Restate each entry word for word, leaving nothing out.
★ ★ ★ ★
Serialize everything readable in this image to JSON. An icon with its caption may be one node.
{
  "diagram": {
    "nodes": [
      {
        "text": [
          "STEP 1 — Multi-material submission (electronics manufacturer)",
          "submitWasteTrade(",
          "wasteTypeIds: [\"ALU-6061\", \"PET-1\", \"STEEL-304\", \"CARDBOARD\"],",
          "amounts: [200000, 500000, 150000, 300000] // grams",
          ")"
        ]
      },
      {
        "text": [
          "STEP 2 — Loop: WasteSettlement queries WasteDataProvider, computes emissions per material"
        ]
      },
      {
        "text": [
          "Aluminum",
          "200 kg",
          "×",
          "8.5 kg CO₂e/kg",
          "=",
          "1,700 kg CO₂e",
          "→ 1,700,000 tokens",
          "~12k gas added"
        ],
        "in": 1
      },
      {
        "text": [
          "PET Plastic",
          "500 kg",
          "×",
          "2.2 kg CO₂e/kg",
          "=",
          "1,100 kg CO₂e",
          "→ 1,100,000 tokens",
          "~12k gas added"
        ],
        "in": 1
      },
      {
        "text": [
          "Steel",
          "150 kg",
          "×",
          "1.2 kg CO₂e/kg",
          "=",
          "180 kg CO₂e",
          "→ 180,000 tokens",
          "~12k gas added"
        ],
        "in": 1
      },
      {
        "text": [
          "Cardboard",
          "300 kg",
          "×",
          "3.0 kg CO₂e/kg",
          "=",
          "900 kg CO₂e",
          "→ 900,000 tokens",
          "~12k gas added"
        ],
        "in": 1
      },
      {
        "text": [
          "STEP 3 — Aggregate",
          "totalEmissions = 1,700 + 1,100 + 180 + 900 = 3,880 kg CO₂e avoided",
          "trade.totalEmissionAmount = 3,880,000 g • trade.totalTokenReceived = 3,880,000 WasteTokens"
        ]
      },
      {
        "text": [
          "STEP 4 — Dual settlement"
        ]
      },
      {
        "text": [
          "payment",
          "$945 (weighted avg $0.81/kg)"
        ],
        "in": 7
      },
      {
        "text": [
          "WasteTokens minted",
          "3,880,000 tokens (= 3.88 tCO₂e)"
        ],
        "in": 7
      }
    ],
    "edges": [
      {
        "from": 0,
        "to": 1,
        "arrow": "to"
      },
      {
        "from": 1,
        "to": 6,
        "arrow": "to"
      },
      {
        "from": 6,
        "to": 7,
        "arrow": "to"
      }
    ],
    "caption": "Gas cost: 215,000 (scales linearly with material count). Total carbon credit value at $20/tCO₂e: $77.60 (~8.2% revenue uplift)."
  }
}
★ ★ ★ ★
▸ Task output:
Serialize everything readable in this image to JSON. An icon with its caption may be one node.
{
  "diagram": {
    "nodes": [
      {
        "text": [
          "STEP 1 — Multi-material submission (electronics manufacturer)",
          "submitWasteTrade(",
          "wasteTypeIds: [\"ALU-6061\", \"PET-1\", \"STEEL-304\", \"CARDBOARD\"],",
          "amounts: [200000, 500000, 150000, 300000] // grams",
          ")"
        ]
      },
      {
        "text": [
          "STEP 2 — Loop: WasteSettlement queries WasteDataProvider, computes emissions per material"
        ]
      },
      {
        "text": [
          "Aluminum",
          "200 kg",
          "×",
          "8.5 kg CO₂e/kg",
          "=",
          "1,700 kg CO₂e",
          "→ 1,700,000 tokens",
          "~12k gas added"
        ],
        "in": 1
      },
      {
        "text": [
          "PET Plastic",
          "500 kg",
          "×",
          "2.2 kg CO₂e/kg",
          "=",
          "1,100 kg CO₂e",
          "→ 1,100,000 tokens",
          "~12k gas added"
        ],
        "in": 1
      },
      {
        "text": [
          "Steel",
          "150 kg",
          "×",
          "1.2 kg CO₂e/kg",
          "=",
          "180 kg CO₂e",
          "→ 180,000 tokens",
          "~12k gas added"
        ],
        "in": 1
      },
      {
        "text": [
          "Cardboard",
          "300 kg",
          "×",
          "3.0 kg CO₂e/kg",
          "=",
          "900 kg CO₂e",
          "→ 900,000 tokens",
          "~12k gas added"
        ],
        "in": 1
      },
      {
        "text": [
          "STEP 3 — Aggregate",
          "totalEmissions = 1,700 + 1,100 + 180 + 900 = 3,880 kg CO₂e avoided",
          "trade.totalEmissionAmount = 3,880,000 g • trade.totalTokenReceived = 3,880,000 WasteTokens"
        ]
      },
      {
        "text": [
          "STEP 4 — Dual settlement"
        ]
      },
      {
        "text": [
          "payment",
          "$945 (weighted avg $0.81/kg)"
        ],
        "in": 7
      },
      {
        "text": [
          "WasteTokens minted",
          "3,880,000 tokens (= 3.88 tCO₂e)"
        ],
        "in": 7
      }
    ],
    "edges": [
      {
        "from": 0,
        "to": 1,
        "arrow": "to"
      },
      {
        "from": 1,
        "to": 6,
        "arrow": "to"
      },
      {
        "from": 6,
        "to": 7,
        "arrow": "to"
      }
    ],
    "caption": "Gas cost: 215,000 (scales linearly with material count). Total carbon credit value at $20/tCO₂e: $77.60 (~8.2% revenue uplift)."
  }
}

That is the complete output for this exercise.